▶ **Challenge**: Look through the listing and locate every line containing the word "system"; copy those lines.

▶ **Given information**:

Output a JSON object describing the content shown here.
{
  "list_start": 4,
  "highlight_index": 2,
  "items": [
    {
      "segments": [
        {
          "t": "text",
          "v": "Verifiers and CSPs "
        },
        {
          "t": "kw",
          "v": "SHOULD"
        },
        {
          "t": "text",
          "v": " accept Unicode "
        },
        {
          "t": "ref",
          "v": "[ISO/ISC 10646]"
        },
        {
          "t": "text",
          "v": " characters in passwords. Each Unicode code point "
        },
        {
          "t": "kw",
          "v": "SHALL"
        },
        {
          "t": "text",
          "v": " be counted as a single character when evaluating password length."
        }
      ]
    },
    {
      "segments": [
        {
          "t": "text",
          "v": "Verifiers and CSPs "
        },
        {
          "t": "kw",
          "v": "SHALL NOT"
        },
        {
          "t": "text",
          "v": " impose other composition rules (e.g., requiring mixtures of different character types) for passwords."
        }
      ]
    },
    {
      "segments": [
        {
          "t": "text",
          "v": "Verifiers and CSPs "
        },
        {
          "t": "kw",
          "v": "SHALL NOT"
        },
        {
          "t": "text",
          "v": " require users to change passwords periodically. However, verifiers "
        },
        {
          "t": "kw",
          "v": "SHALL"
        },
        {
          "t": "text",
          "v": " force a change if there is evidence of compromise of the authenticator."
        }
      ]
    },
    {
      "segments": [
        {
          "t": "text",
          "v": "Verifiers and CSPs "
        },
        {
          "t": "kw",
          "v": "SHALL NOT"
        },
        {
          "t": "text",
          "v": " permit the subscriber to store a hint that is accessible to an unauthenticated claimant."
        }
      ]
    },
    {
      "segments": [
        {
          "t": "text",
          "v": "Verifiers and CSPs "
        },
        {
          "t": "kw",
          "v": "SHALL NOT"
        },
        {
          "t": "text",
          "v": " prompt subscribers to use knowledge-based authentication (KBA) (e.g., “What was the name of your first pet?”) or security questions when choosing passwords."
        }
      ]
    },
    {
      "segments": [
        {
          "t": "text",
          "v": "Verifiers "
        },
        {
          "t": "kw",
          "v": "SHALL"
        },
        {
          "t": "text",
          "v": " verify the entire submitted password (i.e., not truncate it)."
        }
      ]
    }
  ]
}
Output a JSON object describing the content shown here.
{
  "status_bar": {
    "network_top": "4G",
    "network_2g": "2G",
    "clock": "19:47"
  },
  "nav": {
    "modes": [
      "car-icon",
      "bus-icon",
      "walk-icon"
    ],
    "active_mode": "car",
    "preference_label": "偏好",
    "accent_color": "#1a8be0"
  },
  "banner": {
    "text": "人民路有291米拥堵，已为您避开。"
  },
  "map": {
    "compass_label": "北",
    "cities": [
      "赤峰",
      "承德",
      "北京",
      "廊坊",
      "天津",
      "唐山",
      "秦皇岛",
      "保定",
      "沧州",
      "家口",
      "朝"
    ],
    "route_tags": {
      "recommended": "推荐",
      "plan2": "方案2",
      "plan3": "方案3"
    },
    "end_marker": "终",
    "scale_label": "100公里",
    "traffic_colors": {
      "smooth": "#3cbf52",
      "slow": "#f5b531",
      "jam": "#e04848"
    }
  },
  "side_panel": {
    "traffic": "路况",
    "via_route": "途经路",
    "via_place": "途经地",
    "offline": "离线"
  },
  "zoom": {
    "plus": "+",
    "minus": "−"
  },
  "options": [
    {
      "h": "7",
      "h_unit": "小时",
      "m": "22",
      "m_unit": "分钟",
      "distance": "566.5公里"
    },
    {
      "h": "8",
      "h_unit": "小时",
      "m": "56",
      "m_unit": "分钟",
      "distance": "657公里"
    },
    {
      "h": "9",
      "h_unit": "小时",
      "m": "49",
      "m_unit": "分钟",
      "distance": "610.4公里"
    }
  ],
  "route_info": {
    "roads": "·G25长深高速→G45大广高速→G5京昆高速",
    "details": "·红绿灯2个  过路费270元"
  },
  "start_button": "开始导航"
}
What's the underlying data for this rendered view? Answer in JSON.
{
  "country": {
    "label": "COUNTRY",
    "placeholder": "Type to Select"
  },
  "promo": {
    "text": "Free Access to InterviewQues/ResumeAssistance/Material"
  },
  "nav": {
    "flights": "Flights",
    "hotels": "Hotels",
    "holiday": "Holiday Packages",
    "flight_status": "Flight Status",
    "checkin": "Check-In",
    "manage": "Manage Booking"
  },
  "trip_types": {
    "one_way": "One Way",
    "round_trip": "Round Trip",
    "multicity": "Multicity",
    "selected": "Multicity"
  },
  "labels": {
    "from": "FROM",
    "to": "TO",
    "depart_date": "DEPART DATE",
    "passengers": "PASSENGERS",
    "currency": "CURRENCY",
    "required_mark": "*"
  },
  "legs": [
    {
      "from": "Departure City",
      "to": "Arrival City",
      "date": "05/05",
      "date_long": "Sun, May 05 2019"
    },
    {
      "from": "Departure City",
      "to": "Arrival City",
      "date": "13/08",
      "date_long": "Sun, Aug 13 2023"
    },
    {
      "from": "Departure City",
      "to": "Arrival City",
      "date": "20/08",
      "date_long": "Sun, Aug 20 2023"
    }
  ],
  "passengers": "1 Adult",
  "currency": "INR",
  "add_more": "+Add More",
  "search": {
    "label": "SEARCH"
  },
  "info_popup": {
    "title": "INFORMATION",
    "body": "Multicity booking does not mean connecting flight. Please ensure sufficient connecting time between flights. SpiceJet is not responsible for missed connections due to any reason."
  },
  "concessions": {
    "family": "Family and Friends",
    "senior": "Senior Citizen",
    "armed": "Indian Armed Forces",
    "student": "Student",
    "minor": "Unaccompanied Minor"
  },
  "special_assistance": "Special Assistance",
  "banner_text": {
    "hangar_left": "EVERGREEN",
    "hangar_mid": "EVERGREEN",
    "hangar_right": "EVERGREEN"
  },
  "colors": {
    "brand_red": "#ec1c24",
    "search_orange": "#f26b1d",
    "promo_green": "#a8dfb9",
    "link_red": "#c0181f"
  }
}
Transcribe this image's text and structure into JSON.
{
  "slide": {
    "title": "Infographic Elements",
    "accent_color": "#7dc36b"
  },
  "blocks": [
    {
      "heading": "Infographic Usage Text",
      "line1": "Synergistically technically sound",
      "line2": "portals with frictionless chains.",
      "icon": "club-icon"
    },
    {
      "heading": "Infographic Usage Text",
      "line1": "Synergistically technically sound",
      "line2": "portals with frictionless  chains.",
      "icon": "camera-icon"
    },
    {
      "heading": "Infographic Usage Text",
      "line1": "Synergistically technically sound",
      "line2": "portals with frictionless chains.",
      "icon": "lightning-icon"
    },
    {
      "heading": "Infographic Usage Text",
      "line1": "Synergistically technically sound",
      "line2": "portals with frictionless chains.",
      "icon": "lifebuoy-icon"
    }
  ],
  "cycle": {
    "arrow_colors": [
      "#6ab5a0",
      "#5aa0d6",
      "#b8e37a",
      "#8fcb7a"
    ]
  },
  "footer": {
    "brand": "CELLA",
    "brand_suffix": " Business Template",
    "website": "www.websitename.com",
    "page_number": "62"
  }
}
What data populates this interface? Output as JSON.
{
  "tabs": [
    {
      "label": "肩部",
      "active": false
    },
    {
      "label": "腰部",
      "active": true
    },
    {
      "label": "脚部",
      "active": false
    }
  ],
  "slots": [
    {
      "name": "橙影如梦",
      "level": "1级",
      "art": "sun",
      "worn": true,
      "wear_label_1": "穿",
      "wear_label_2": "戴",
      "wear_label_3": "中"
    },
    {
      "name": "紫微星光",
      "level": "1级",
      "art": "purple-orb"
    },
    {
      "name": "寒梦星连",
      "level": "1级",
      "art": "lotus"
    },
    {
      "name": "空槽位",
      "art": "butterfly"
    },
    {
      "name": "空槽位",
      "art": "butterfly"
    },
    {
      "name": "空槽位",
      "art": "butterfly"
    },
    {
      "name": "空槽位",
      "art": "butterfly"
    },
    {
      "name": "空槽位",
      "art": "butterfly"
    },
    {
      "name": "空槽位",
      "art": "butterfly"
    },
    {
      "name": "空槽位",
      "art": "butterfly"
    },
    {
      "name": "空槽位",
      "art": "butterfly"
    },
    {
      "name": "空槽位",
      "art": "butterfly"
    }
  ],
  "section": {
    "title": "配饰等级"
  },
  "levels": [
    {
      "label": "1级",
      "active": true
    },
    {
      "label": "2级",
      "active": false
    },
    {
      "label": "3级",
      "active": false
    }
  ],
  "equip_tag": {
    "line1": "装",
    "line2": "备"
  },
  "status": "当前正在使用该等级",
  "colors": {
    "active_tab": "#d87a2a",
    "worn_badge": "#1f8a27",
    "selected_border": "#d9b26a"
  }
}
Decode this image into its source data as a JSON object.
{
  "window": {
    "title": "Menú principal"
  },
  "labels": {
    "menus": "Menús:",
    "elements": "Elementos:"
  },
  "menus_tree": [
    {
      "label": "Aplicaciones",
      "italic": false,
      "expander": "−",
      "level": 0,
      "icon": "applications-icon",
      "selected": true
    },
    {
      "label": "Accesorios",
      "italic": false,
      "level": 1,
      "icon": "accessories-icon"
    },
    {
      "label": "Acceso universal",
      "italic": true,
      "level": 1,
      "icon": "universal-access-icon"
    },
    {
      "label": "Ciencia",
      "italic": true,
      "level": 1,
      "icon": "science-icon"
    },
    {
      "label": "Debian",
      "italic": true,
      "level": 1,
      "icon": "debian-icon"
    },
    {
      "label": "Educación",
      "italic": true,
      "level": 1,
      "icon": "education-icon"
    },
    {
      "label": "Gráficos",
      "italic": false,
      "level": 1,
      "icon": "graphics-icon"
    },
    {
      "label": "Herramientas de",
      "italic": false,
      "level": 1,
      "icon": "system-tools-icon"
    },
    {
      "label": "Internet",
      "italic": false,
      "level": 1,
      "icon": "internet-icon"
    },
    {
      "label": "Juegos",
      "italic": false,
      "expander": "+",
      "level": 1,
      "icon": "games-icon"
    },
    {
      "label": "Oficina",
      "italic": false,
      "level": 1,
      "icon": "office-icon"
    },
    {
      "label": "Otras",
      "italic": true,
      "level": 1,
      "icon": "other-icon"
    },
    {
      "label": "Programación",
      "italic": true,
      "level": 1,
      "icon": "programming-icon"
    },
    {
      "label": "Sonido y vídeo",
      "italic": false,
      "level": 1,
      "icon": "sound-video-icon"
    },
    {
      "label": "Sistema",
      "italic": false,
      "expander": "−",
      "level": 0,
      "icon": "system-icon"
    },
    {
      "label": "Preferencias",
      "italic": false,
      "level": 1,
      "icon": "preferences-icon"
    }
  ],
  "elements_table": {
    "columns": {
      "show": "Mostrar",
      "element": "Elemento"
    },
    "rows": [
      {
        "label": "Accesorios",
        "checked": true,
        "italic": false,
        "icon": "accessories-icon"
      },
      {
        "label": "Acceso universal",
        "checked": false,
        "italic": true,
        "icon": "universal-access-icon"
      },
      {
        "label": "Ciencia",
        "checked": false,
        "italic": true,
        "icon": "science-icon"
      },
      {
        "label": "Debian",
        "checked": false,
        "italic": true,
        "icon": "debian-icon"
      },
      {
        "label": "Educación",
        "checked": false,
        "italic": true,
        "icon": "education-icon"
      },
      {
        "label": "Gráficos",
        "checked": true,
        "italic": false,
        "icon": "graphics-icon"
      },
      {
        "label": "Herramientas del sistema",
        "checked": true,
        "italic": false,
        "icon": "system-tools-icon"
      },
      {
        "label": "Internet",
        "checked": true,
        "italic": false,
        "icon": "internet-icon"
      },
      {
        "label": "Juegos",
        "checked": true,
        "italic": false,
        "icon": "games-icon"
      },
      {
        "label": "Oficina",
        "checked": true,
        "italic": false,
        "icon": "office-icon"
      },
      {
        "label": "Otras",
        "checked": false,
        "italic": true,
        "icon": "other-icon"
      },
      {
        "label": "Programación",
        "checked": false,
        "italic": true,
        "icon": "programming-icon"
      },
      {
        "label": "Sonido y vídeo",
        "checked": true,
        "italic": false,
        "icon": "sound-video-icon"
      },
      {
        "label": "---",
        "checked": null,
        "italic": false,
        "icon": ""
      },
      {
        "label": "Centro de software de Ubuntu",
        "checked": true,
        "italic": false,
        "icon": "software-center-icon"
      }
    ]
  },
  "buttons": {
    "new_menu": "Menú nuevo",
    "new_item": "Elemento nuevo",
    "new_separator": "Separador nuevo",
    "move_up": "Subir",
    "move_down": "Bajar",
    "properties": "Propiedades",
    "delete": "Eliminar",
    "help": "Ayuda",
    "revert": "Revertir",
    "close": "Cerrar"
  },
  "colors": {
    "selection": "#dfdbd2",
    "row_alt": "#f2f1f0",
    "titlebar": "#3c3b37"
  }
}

▶ **Reply to the exercise**:
      "icon": "system-tools-icon"
      "icon": "system-icon"
        "icon": "system-tools-icon"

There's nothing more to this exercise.